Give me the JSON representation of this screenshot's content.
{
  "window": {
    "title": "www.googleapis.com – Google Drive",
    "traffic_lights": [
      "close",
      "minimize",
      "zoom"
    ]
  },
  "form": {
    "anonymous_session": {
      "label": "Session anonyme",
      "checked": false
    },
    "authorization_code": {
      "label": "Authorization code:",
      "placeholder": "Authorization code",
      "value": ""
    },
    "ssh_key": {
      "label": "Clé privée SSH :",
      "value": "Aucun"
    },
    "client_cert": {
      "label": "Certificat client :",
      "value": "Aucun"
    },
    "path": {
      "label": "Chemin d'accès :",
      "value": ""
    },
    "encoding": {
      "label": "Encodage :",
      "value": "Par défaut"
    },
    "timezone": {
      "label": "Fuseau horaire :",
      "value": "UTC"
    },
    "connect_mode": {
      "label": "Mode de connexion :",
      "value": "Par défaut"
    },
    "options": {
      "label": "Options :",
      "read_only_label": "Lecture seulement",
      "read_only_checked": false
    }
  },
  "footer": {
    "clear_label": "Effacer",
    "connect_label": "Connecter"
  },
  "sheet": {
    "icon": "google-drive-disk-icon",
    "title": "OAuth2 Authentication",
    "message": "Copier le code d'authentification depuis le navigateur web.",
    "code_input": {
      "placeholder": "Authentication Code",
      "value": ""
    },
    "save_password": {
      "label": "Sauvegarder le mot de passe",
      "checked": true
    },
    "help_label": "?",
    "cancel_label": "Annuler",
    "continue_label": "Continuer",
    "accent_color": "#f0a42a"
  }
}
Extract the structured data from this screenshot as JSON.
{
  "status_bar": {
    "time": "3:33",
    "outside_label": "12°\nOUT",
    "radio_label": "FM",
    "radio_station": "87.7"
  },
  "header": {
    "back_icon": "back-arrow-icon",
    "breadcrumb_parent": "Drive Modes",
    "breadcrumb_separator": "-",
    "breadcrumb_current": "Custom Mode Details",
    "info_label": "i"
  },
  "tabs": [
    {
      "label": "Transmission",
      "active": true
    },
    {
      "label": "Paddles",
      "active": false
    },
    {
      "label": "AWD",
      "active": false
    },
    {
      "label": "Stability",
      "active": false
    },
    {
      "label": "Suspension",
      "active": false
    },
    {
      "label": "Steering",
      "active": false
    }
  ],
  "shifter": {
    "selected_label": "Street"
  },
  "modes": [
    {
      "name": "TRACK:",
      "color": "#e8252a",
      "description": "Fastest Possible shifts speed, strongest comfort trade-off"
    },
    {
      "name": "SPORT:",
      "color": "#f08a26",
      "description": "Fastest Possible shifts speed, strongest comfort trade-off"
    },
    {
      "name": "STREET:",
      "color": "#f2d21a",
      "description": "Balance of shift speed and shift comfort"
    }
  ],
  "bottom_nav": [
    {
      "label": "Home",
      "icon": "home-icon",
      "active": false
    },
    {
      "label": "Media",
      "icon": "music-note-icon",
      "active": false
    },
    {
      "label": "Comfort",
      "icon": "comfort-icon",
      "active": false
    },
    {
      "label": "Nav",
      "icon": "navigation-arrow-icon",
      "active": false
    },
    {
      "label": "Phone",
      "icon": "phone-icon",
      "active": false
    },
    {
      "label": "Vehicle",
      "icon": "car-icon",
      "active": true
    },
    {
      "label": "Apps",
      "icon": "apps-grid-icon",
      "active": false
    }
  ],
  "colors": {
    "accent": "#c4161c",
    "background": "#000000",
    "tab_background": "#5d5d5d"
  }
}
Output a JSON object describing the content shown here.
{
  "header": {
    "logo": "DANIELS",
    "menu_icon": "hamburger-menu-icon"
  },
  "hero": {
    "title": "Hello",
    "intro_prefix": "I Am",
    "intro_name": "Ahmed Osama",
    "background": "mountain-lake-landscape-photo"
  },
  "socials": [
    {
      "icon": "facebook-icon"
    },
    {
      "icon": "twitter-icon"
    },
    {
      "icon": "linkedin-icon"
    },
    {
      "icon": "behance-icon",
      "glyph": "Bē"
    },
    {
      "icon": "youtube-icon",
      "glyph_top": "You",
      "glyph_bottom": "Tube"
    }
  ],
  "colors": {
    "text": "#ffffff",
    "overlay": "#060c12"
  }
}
# # # #
*SHORT PROBLEM*:
Look through the data above. Copy every line with the string "placeholder" in it.

*RESULT FOR THIS EXERCISE*:
      "placeholder": "Authorization code",
      "placeholder": "Authentication Code",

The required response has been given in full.